··· DATA ···

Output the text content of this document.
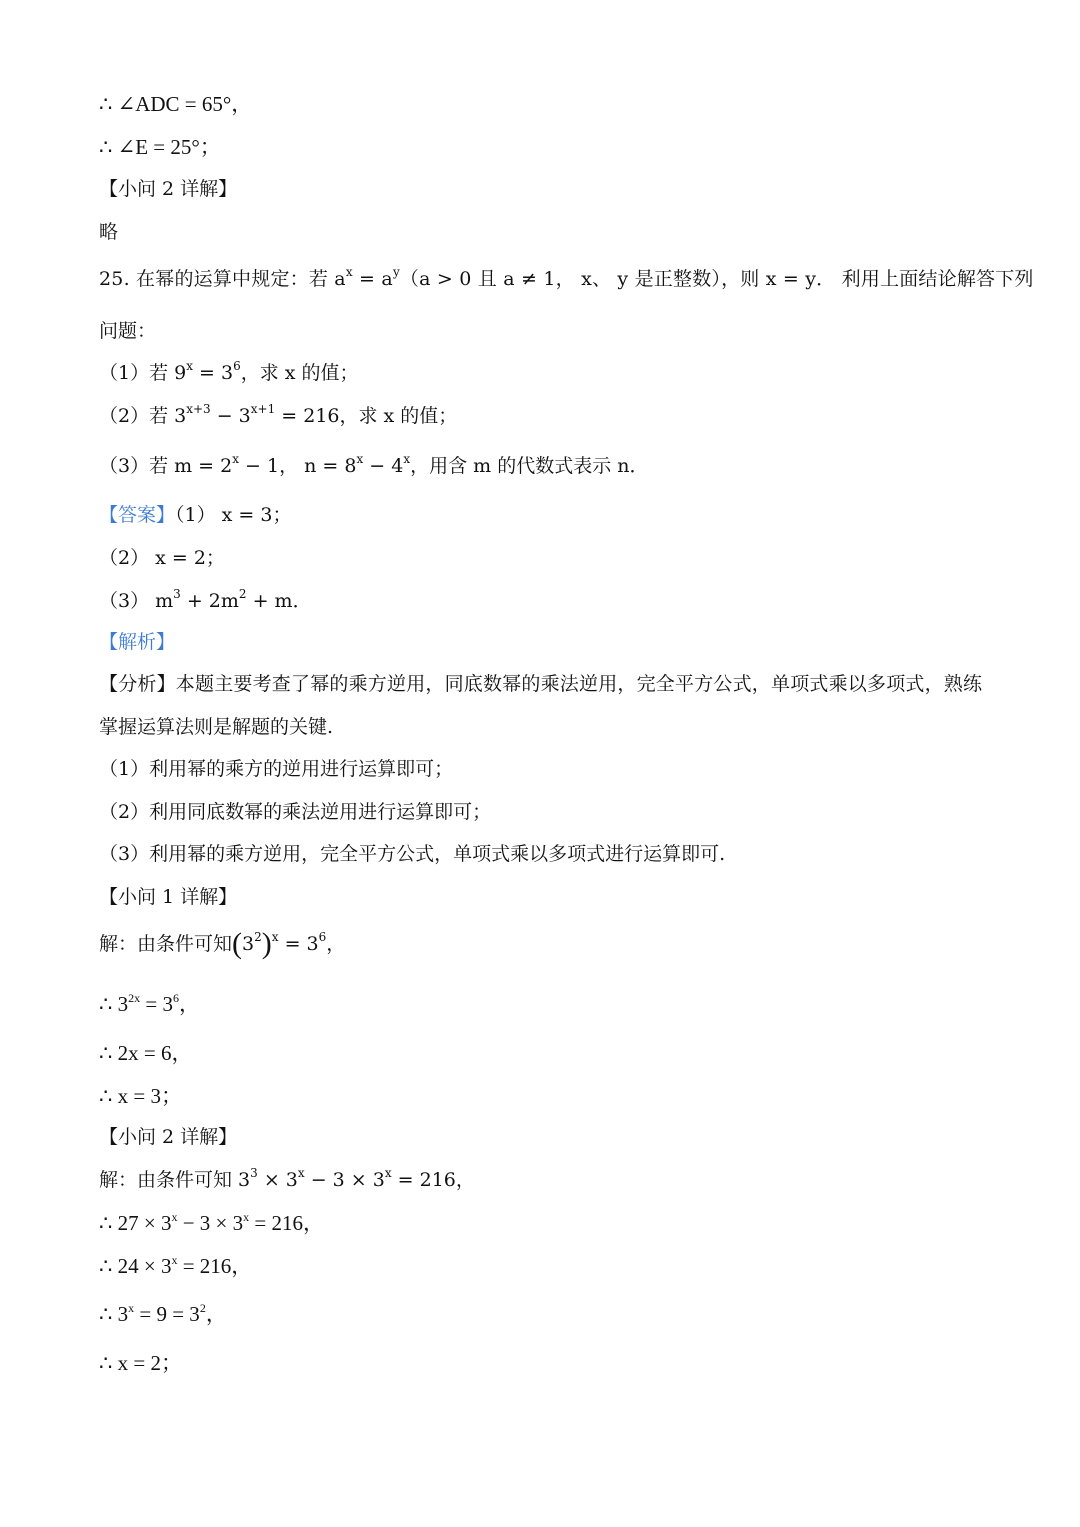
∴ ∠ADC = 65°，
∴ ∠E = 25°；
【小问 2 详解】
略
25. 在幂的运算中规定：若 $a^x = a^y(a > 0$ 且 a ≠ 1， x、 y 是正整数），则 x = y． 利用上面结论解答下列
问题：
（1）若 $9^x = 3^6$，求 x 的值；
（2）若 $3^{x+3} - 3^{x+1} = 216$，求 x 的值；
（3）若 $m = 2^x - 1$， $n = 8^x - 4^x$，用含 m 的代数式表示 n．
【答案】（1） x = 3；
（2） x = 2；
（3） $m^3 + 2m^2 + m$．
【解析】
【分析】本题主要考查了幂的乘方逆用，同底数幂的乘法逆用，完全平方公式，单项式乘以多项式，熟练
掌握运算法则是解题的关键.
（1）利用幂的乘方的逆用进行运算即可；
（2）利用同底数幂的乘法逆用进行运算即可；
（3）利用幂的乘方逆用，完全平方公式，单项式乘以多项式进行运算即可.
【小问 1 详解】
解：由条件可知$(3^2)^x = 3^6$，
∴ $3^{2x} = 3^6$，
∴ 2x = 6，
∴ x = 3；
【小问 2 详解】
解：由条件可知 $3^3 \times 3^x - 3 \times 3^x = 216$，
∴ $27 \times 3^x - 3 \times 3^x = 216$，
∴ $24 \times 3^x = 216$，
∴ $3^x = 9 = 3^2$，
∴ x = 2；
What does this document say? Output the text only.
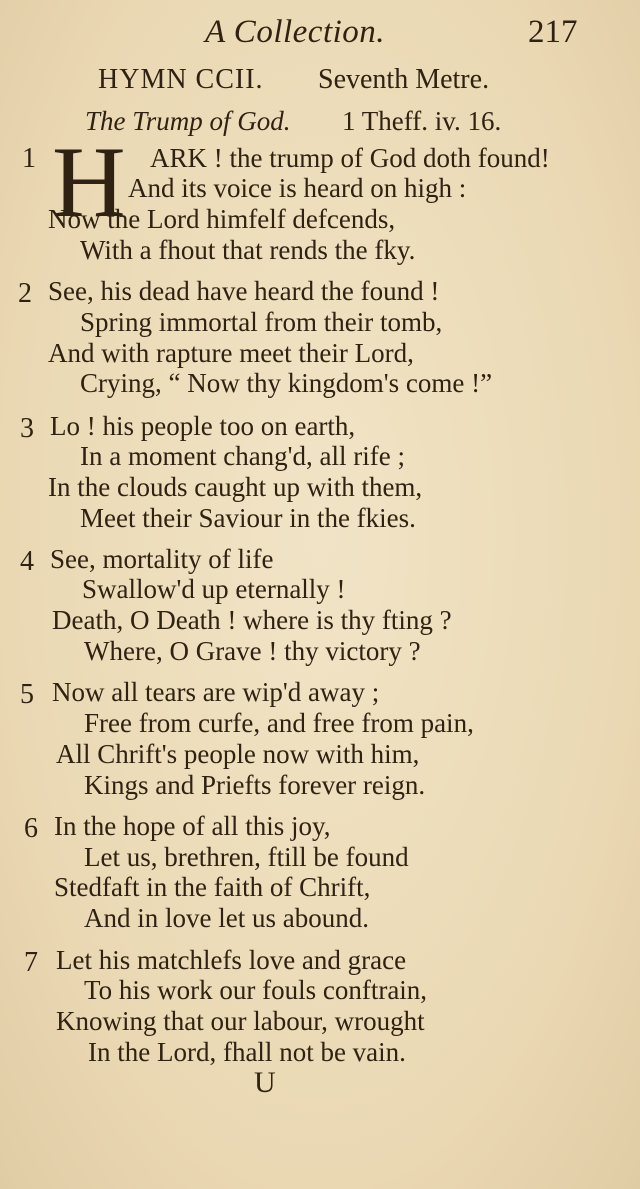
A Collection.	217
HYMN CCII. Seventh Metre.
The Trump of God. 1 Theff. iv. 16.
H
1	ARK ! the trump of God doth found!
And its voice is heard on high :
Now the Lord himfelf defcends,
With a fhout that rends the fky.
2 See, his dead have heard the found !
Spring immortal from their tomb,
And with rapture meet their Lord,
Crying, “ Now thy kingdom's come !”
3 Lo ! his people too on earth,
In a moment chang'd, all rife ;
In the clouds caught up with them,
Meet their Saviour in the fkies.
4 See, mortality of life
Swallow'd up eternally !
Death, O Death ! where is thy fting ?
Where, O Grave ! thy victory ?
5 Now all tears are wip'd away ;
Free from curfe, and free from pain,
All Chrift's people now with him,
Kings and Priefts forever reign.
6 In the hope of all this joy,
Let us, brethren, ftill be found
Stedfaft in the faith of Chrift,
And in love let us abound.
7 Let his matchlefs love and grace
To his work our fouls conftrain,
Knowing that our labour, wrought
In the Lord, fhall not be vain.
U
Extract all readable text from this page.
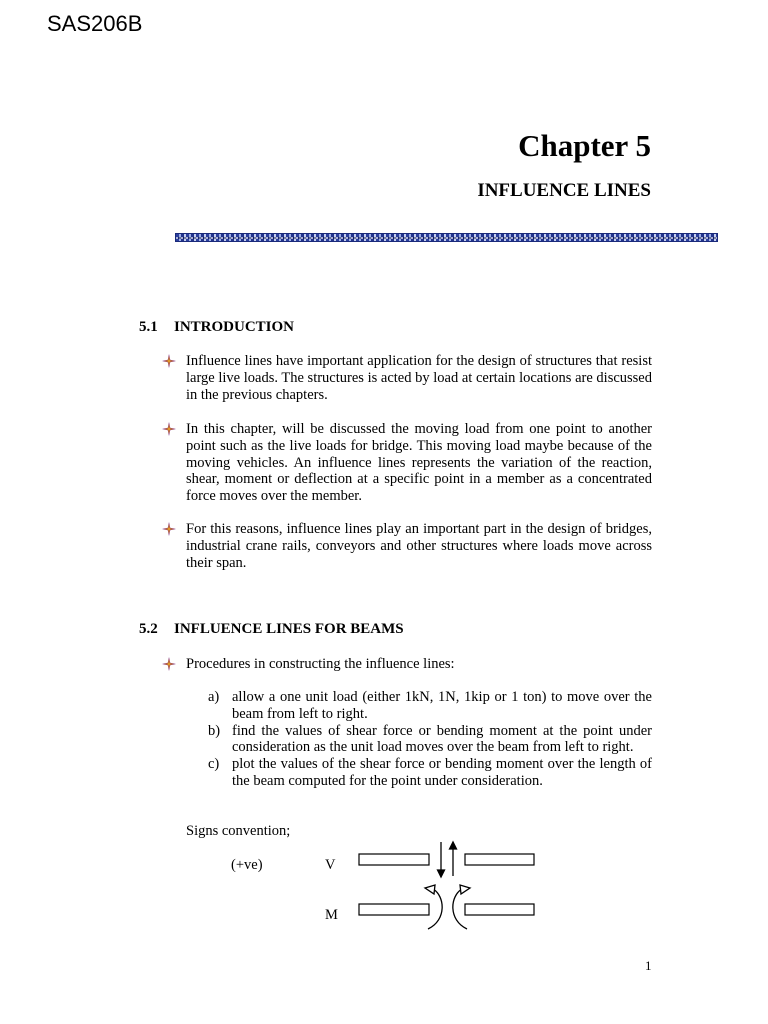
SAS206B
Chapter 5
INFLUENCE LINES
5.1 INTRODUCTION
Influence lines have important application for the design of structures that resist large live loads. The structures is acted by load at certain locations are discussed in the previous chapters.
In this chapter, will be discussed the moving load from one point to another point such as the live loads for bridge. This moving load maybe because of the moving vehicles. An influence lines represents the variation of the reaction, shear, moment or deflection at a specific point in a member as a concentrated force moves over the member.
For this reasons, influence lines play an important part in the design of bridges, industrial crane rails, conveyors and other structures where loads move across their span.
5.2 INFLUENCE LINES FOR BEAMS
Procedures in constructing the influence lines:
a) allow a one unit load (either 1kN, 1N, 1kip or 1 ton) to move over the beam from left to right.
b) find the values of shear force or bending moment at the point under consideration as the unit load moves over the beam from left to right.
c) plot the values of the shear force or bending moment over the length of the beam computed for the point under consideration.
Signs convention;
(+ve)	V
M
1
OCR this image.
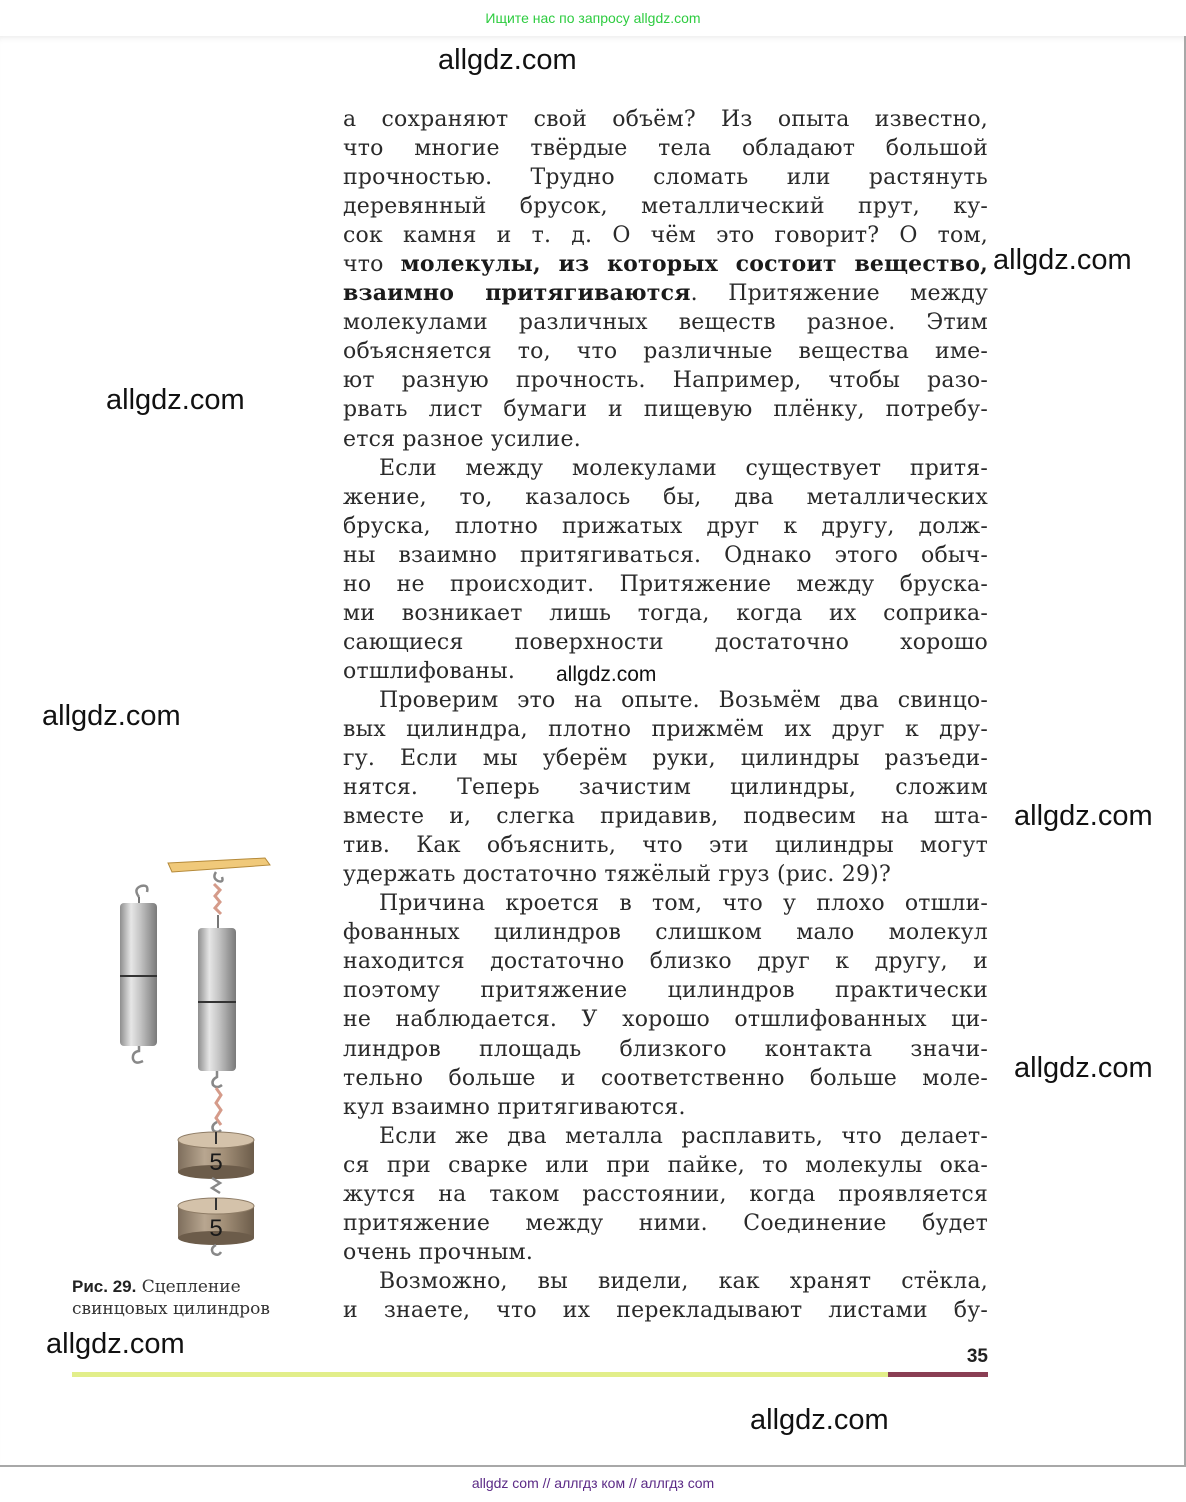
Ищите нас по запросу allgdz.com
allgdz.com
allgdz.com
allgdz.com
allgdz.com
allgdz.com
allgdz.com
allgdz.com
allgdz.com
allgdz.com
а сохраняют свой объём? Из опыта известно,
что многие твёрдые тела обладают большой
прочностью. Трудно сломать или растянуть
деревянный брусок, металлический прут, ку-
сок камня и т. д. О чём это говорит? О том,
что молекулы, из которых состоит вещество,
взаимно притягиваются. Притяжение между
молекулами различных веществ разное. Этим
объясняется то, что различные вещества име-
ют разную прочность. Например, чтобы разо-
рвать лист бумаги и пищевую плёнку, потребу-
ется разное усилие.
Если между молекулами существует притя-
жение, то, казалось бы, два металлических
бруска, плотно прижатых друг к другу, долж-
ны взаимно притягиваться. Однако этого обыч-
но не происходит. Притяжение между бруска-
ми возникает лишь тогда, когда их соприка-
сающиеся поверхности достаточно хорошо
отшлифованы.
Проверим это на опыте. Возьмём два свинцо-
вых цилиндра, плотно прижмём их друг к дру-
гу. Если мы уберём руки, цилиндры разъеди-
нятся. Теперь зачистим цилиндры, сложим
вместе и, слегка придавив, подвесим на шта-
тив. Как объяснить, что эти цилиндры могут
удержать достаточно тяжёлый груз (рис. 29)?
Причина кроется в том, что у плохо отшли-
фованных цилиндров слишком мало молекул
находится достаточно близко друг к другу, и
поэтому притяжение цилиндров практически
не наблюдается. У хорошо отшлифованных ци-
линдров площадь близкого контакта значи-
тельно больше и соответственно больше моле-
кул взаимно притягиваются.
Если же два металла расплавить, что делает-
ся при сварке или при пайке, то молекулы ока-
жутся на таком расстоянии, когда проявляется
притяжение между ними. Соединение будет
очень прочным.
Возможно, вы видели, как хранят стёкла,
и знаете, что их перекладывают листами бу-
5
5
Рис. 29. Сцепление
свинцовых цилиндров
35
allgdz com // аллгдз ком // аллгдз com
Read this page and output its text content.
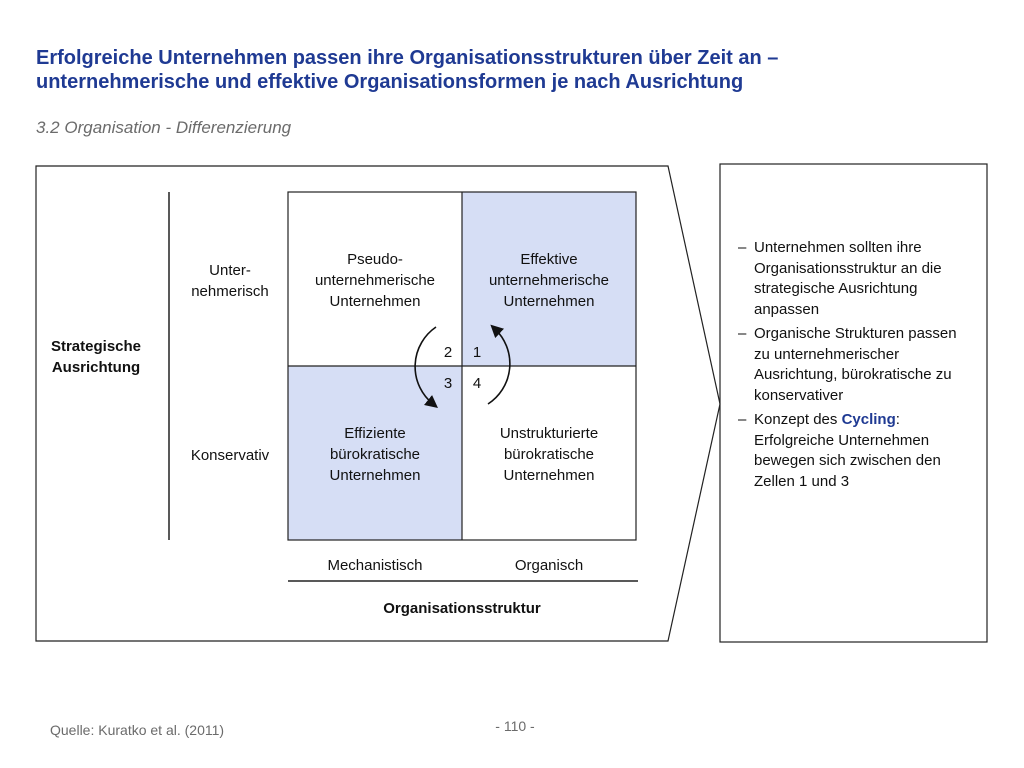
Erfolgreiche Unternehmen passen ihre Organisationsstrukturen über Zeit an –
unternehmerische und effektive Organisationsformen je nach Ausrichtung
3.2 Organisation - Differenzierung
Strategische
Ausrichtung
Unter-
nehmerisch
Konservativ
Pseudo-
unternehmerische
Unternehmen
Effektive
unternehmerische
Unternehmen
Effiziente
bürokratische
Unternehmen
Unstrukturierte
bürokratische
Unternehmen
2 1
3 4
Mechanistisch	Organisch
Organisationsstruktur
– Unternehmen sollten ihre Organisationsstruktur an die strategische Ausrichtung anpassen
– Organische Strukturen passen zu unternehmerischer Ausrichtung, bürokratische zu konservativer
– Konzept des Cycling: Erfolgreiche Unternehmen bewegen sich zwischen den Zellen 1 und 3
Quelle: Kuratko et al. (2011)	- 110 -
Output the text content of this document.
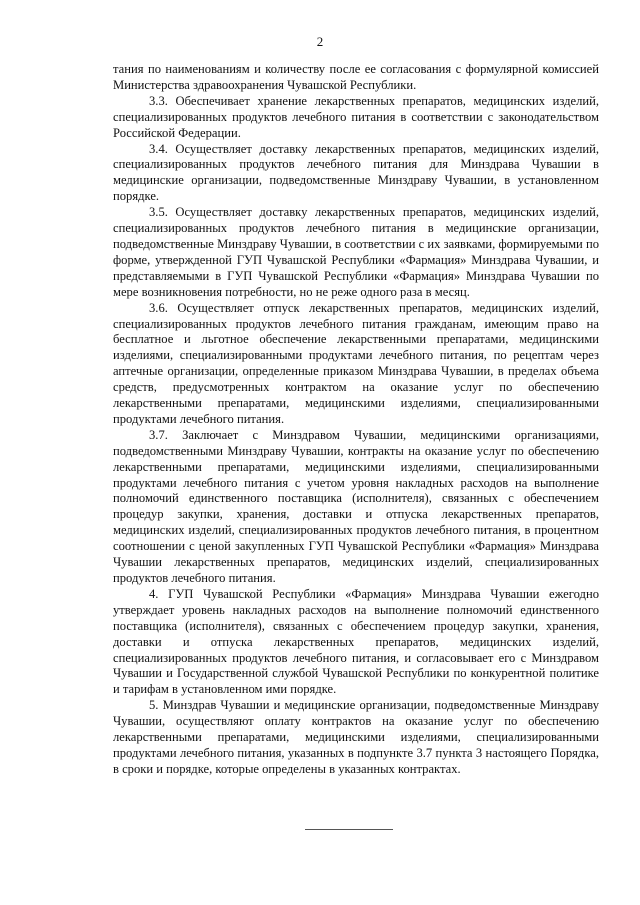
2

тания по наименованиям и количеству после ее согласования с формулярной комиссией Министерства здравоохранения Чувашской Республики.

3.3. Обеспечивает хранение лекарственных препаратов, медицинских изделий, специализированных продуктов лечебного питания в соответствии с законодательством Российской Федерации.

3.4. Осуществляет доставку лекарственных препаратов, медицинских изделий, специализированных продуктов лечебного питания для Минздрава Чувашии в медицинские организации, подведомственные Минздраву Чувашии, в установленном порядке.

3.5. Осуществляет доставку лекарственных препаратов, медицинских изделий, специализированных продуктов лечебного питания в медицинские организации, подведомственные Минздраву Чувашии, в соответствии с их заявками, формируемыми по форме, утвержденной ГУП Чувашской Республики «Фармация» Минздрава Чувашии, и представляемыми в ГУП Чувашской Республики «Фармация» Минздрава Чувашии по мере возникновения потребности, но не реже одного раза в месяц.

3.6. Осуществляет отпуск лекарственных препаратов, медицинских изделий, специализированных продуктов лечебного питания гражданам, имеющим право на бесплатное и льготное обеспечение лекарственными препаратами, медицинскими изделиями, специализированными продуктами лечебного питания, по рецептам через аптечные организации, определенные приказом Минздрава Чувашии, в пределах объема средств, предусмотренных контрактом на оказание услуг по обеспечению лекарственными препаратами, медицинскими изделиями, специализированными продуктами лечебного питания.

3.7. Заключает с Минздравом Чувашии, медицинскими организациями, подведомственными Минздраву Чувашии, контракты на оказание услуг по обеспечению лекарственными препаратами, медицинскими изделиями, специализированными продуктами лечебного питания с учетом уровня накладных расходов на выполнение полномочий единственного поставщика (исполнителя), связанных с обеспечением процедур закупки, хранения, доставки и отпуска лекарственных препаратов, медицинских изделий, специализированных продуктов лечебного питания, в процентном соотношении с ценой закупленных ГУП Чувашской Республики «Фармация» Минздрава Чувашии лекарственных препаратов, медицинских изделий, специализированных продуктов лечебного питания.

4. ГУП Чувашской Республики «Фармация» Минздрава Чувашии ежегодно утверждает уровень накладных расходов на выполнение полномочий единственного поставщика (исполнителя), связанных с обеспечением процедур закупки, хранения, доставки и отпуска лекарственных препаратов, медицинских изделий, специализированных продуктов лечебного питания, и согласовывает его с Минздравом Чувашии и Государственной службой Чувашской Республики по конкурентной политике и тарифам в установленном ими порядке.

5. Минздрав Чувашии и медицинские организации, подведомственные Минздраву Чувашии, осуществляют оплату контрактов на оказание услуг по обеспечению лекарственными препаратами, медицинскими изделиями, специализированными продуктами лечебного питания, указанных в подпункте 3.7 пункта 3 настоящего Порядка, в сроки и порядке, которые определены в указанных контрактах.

···

§ EXERCISE
In the records above, locate every line with the string "text" and copy it.

§ TASK OUTPUT
Output the text content of this document.
What does this document say? Output the text only.
Extract all readable text from this page.
Read this page and output its text content.
Output the text content of this document.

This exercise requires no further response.